Print every entry exactly as written.

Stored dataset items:
-- start --

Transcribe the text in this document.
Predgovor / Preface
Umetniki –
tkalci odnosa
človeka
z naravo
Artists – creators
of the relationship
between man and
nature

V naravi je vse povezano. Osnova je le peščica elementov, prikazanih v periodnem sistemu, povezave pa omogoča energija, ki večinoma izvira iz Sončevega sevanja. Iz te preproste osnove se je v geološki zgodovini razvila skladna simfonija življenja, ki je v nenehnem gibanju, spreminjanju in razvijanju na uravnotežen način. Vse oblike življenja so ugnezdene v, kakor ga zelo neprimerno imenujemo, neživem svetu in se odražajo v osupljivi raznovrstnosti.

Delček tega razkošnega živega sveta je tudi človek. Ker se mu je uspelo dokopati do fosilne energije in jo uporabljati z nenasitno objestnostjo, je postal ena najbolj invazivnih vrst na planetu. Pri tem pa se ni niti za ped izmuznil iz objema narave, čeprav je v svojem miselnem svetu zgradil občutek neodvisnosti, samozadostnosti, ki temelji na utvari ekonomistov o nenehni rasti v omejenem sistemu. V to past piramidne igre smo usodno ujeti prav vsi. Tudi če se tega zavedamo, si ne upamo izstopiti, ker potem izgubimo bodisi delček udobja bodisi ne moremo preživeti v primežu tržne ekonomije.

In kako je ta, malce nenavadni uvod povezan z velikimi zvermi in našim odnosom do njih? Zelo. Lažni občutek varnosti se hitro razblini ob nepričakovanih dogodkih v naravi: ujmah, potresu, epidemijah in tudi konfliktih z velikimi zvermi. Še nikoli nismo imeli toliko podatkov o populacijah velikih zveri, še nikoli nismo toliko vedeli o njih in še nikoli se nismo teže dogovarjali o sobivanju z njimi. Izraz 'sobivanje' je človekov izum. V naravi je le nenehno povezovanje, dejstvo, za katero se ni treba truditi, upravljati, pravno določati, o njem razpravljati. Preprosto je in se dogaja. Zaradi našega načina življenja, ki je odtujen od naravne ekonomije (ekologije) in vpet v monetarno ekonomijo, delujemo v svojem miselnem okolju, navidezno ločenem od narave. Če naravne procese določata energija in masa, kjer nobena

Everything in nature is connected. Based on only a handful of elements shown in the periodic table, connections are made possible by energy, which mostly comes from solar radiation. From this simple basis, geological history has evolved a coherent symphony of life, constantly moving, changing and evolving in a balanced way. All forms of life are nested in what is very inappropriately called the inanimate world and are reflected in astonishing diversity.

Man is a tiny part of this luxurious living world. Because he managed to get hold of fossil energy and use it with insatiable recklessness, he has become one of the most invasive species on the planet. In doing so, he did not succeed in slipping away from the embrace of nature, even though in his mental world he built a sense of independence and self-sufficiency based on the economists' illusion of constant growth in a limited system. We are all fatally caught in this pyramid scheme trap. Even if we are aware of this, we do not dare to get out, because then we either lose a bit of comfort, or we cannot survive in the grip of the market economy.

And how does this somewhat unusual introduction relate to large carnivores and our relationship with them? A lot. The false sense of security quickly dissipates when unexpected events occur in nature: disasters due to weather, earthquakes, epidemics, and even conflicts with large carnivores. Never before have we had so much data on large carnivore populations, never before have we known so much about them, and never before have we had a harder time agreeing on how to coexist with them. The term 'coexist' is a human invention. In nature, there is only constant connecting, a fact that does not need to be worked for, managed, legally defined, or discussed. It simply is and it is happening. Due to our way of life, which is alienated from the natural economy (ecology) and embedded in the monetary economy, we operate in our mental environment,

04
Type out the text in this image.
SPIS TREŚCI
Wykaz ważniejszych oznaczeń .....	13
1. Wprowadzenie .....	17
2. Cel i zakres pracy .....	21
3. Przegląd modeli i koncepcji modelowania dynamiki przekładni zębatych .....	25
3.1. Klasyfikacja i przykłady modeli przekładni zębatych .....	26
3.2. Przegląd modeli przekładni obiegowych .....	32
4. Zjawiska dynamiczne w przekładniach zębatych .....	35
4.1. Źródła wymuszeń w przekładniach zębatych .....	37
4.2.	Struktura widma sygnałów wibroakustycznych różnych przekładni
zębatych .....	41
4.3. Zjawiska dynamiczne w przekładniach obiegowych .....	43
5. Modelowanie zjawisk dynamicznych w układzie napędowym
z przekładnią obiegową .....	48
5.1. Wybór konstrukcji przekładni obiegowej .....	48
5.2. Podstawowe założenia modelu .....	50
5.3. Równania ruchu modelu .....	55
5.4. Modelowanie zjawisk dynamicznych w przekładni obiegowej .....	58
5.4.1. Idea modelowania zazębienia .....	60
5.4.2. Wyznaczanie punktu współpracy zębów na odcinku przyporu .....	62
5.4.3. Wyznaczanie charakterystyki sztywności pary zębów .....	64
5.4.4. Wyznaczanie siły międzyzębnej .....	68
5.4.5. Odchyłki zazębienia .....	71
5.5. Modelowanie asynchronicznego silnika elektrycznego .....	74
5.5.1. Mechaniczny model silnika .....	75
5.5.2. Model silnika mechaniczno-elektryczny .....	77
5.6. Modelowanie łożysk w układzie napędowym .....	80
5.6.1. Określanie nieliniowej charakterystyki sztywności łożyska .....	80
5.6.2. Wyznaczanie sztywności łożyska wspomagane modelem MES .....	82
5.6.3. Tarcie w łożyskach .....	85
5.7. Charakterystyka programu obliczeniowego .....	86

-- end --

Output for this task:
Transcribe the text in this document.
Predgovor / Preface
Umetniki –
tkalci odnosa
človeka
z naravo
Artists – creators
of the relationship
between man and
nature

V naravi je vse povezano. Osnova je le peščica elementov, prikazanih v periodnem sistemu, povezave pa omogoča energija, ki večinoma izvira iz Sončevega sevanja. Iz te preproste osnove se je v geološki zgodovini razvila skladna simfonija življenja, ki je v nenehnem gibanju, spreminjanju in razvijanju na uravnotežen način. Vse oblike življenja so ugnezdene v, kakor ga zelo neprimerno imenujemo, neživem svetu in se odražajo v osupljivi raznovrstnosti.

Delček tega razkošnega živega sveta je tudi človek. Ker se mu je uspelo dokopati do fosilne energije in jo uporabljati z nenasitno objestnostjo, je postal ena najbolj invazivnih vrst na planetu. Pri tem pa se ni niti za ped izmuznil iz objema narave, čeprav je v svojem miselnem svetu zgradil občutek neodvisnosti, samozadostnosti, ki temelji na utvari ekonomistov o nenehni rasti v omejenem sistemu. V to past piramidne igre smo usodno ujeti prav vsi. Tudi če se tega zavedamo, si ne upamo izstopiti, ker potem izgubimo bodisi delček udobja bodisi ne moremo preživeti v primežu tržne ekonomije.

In kako je ta, malce nenavadni uvod povezan z velikimi zvermi in našim odnosom do njih? Zelo. Lažni občutek varnosti se hitro razblini ob nepričakovanih dogodkih v naravi: ujmah, potresu, epidemijah in tudi konfliktih z velikimi zvermi. Še nikoli nismo imeli toliko podatkov o populacijah velikih zveri, še nikoli nismo toliko vedeli o njih in še nikoli se nismo teže dogovarjali o sobivanju z njimi. Izraz 'sobivanje' je človekov izum. V naravi je le nenehno povezovanje, dejstvo, za katero se ni treba truditi, upravljati, pravno določati, o njem razpravljati. Preprosto je in se dogaja. Zaradi našega načina življenja, ki je odtujen od naravne ekonomije (ekologije) in vpet v monetarno ekonomijo, delujemo v svojem miselnem okolju, navidezno ločenem od narave. Če naravne procese določata energija in masa, kjer nobena

Everything in nature is connected. Based on only a handful of elements shown in the periodic table, connections are made possible by energy, which mostly comes from solar radiation. From this simple basis, geological history has evolved a coherent symphony of life, constantly moving, changing and evolving in a balanced way. All forms of life are nested in what is very inappropriately called the inanimate world and are reflected in astonishing diversity.

Man is a tiny part of this luxurious living world. Because he managed to get hold of fossil energy and use it with insatiable recklessness, he has become one of the most invasive species on the planet. In doing so, he did not succeed in slipping away from the embrace of nature, even though in his mental world he built a sense of independence and self-sufficiency based on the economists' illusion of constant growth in a limited system. We are all fatally caught in this pyramid scheme trap. Even if we are aware of this, we do not dare to get out, because then we either lose a bit of comfort, or we cannot survive in the grip of the market economy.

And how does this somewhat unusual introduction relate to large carnivores and our relationship with them? A lot. The false sense of security quickly dissipates when unexpected events occur in nature: disasters due to weather, earthquakes, epidemics, and even conflicts with large carnivores. Never before have we had so much data on large carnivore populations, never before have we known so much about them, and never before have we had a harder time agreeing on how to coexist with them. The term 'coexist' is a human invention. In nature, there is only constant connecting, a fact that does not need to be worked for, managed, legally defined, or discussed. It simply is and it is happening. Due to our way of life, which is alienated from the natural economy (ecology) and embedded in the monetary economy, we operate in our mental environment,

04
Type out the text in this image.
SPIS TREŚCI
Wykaz ważniejszych oznaczeń .....	13
1. Wprowadzenie .....	17
2. Cel i zakres pracy .....	21
3. Przegląd modeli i koncepcji modelowania dynamiki przekładni zębatych .....	25
3.1. Klasyfikacja i przykłady modeli przekładni zębatych .....	26
3.2. Przegląd modeli przekładni obiegowych .....	32
4. Zjawiska dynamiczne w przekładniach zębatych .....	35
4.1. Źródła wymuszeń w przekładniach zębatych .....	37
4.2.	Struktura widma sygnałów wibroakustycznych różnych przekładni
zębatych .....	41
4.3. Zjawiska dynamiczne w przekładniach obiegowych .....	43
5. Modelowanie zjawisk dynamicznych w układzie napędowym
z przekładnią obiegową .....	48
5.1. Wybór konstrukcji przekładni obiegowej .....	48
5.2. Podstawowe założenia modelu .....	50
5.3. Równania ruchu modelu .....	55
5.4. Modelowanie zjawisk dynamicznych w przekładni obiegowej .....	58
5.4.1. Idea modelowania zazębienia .....	60
5.4.2. Wyznaczanie punktu współpracy zębów na odcinku przyporu .....	62
5.4.3. Wyznaczanie charakterystyki sztywności pary zębów .....	64
5.4.4. Wyznaczanie siły międzyzębnej .....	68
5.4.5. Odchyłki zazębienia .....	71
5.5. Modelowanie asynchronicznego silnika elektrycznego .....	74
5.5.1. Mechaniczny model silnika .....	75
5.5.2. Model silnika mechaniczno-elektryczny .....	77
5.6. Modelowanie łożysk w układzie napędowym .....	80
5.6.1. Określanie nieliniowej charakterystyki sztywności łożyska .....	80
5.6.2. Wyznaczanie sztywności łożyska wspomagane modelem MES .....	82
5.6.3. Tarcie w łożyskach .....	85
5.7. Charakterystyka programu obliczeniowego .....	86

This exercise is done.